» WHAT YOU ARE ASKED TO DO
Locate the string "source" throughout the material and copy every line in which it occurs.

» DATA SECTION
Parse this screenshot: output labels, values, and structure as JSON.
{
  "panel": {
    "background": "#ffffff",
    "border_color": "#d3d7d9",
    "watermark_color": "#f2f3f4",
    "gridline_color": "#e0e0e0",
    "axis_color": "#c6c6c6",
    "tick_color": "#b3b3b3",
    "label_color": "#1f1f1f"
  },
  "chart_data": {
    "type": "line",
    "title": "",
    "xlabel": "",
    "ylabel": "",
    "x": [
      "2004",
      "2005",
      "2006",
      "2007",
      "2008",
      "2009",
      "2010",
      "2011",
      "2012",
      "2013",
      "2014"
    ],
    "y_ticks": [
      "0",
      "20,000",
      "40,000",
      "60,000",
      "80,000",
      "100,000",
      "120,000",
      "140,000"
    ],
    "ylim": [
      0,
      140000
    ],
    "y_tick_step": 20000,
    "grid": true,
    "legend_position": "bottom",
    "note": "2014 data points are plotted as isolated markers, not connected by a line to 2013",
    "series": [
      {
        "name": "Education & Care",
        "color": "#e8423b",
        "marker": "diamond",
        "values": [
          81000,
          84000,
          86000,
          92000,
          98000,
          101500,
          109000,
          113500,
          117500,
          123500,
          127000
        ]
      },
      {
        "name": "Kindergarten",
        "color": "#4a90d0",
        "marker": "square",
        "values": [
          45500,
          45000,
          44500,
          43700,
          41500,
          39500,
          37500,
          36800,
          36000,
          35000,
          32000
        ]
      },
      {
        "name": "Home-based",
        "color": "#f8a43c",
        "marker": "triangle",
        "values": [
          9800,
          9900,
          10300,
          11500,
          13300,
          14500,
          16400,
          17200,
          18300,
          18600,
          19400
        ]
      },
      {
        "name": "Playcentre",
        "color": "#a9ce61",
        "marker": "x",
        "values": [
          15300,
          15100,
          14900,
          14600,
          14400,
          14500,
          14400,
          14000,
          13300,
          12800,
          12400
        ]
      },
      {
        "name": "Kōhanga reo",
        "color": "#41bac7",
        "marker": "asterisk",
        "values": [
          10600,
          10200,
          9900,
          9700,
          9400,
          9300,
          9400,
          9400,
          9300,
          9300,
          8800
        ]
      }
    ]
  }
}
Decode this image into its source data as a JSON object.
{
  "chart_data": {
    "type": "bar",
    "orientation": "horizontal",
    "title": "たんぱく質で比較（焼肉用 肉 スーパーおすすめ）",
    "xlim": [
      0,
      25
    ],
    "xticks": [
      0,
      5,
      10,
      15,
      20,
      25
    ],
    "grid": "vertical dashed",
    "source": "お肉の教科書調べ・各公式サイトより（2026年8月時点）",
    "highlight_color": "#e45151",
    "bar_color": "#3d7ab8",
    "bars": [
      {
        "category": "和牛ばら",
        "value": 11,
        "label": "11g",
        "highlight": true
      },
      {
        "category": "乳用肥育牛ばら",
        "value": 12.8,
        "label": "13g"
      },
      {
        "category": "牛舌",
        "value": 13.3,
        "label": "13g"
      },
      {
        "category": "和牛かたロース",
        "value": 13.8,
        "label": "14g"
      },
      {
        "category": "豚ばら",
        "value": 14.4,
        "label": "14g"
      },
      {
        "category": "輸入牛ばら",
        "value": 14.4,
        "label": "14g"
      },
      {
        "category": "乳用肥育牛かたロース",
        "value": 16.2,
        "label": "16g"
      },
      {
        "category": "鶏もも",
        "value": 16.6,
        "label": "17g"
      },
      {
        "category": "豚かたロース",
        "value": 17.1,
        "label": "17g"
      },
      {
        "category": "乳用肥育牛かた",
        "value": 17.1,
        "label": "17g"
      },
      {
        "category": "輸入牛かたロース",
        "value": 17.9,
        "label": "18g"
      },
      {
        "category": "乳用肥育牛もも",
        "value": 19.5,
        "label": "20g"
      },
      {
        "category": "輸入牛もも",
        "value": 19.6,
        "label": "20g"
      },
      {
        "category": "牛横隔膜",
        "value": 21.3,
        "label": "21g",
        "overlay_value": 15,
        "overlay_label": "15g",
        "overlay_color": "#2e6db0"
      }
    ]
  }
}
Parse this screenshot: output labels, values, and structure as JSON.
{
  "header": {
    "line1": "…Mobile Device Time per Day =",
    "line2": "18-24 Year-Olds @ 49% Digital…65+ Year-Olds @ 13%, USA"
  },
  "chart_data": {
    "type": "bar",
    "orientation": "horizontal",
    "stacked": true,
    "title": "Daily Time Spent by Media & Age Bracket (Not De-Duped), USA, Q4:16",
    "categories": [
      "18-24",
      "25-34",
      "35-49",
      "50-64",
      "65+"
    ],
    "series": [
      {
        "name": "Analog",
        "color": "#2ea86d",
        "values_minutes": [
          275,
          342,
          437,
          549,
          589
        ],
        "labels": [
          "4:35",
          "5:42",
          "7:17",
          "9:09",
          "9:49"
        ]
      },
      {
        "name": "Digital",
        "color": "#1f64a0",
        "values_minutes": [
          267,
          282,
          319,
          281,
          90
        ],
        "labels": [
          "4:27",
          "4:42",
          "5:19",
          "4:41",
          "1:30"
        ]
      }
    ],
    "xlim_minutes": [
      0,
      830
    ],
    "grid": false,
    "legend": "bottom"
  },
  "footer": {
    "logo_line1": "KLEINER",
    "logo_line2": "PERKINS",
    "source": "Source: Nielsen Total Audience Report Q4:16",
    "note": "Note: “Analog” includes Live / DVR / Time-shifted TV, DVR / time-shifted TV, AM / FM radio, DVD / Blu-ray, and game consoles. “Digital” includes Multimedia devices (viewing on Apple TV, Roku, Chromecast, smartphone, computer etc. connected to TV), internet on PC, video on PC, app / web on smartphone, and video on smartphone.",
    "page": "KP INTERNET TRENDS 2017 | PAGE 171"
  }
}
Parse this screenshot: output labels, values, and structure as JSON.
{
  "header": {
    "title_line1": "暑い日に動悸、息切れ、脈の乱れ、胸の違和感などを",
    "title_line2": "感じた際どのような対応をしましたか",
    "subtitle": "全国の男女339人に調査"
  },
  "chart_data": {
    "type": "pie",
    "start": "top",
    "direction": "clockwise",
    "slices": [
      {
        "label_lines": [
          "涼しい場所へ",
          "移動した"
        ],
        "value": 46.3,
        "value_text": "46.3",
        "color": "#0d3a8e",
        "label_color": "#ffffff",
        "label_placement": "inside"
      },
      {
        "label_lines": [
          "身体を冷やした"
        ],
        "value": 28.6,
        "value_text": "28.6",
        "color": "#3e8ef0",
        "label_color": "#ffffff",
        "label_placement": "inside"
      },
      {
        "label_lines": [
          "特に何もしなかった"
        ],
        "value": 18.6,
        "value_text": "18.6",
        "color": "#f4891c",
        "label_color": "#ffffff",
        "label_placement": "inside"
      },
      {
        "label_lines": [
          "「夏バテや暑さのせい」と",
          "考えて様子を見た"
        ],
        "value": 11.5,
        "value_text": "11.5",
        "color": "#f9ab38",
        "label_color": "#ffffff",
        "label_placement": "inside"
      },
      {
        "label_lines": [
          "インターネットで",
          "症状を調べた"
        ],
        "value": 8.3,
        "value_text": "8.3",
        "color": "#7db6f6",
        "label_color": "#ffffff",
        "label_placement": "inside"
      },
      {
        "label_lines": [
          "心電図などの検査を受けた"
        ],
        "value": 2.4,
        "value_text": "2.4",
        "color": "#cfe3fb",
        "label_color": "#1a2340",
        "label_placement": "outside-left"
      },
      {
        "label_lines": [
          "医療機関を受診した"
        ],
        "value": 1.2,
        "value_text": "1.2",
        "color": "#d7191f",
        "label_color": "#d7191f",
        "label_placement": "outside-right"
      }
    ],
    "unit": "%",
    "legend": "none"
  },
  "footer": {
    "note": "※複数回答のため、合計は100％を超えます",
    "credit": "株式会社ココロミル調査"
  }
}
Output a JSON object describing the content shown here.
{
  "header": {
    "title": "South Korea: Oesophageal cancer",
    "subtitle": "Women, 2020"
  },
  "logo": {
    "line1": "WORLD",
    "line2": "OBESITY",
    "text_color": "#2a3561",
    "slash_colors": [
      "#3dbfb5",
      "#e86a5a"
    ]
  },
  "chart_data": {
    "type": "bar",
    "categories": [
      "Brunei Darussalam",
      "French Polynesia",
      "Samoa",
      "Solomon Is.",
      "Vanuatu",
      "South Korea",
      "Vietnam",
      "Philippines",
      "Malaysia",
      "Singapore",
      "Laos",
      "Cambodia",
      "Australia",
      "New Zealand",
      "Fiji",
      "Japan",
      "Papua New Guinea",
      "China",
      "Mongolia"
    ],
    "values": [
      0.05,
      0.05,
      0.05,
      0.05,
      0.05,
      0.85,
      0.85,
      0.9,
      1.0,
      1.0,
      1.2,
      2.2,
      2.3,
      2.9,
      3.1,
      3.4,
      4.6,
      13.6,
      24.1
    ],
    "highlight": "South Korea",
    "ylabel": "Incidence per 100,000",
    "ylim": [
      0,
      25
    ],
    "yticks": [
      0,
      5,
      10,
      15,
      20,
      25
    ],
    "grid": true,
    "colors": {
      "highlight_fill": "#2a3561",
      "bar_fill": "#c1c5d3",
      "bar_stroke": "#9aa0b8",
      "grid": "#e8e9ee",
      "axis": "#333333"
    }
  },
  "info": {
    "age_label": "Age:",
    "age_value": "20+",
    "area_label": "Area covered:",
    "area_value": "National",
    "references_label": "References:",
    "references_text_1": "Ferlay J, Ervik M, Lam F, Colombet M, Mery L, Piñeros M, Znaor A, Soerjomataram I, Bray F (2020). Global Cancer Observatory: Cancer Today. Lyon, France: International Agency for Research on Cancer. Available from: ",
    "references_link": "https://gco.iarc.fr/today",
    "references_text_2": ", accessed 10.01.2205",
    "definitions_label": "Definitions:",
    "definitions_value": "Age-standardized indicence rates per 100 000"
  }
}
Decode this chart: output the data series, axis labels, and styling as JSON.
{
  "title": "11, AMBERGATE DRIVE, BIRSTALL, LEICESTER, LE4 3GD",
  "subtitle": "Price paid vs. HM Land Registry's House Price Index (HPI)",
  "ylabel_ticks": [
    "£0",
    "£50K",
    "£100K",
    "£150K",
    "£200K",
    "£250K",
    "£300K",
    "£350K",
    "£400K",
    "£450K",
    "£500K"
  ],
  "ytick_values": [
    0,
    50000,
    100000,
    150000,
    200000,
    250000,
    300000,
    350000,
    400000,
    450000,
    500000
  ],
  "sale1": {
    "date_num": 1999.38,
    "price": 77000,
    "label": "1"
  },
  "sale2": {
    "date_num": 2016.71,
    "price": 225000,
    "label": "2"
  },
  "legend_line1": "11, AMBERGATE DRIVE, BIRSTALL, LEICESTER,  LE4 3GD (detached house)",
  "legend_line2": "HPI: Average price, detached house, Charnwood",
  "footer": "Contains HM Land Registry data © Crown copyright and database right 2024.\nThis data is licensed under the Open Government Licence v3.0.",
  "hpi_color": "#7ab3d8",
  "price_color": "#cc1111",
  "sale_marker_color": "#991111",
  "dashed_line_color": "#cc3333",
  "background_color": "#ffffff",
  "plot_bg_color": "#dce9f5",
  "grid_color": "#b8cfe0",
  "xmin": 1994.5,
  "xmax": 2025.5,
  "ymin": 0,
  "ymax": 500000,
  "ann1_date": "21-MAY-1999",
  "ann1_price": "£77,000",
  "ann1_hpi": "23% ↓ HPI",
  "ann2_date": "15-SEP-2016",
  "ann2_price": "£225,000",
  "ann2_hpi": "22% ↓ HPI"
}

» EXERCISE SOLUTION
Decode this image into its source data as a JSON object.
    "source": "お肉の教科書調べ・各公式サイトより（2026年8月時点）",
    "source": "Source: Nielsen Total Audience Report Q4:16",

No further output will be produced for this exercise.